Lmod 8.7.4+ supports for spidering user modulefiles that
compiler/MPI/cuda modules could support.  Suppose your site uses the
software hierarchy and your site wants to allow users to be able to
use **module spider** to find their modules as well.  To do this
something like this to your compiler/MPI/cuda modules.  Suppose in
your sites gcc/10.3.0 module you have::

    prepend_path("MODULEPATH", "...") -- System compiler dependent modules
    local home_root = pathJoin(os.getenv("HOME"),"myModules")
    local userDir   = pathJoin(home_root,"Compiler/gcc10")
    if (isDir(userDir)) then
      prepend_path("MODULEPATH",userDir)
    end

Where users know to define their personal hierarchical for gcc/10.*
packages in say *$HOME/myModules/Compiler/gcc10/*.

If your site uses a spider cache (and you rebuild this cache with Lmod
8.8+ then Lmod will reread modulefiles that modify $MODULEPATH. This
rereading can be turned with configure time options.

--- --- ---

■ Task brief
Extend the passage on spidering user modulefiles with Lmod, picking up after its final sentence. The data that comes next has no connection to the Lmod passage.

■ Given information
--- --- ---

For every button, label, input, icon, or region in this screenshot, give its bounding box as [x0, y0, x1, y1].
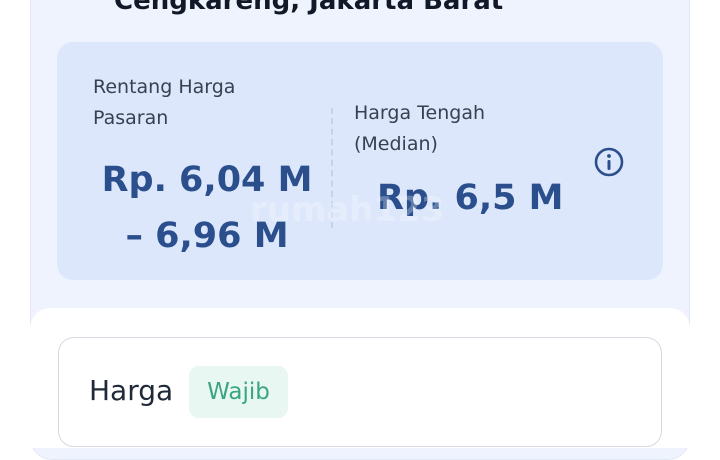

--- --- ---

■ Answer to the exercise
When building the spider cache, Lmod will not find modulefiles that
conditionally add to $MODULEPATH.  Suppose your standard module (say
StdEnv.lua) wants to allow users to have "Core" modules then you might
have::

    local home_root = pathJoin(os.getenv("HOME"),"myModules")
    local userDir = pathJoin(hroot,"Core")
    if (isDir(userDir)) then
       prepend_path("MODULEPATH",userDir)
    end
    haveDynamicMPATH()

The point is that since at the time of building the system spider
cache, the user's home directory won't be known.  In this case, your
StdEnv.lua file will need the **haveDynamicMPATH()** function.  Thus
telling Lmod that the "StdEnv.lua" module will be reread when
performing a "module spider" command and allow any user's Core modules
to be found when spidering.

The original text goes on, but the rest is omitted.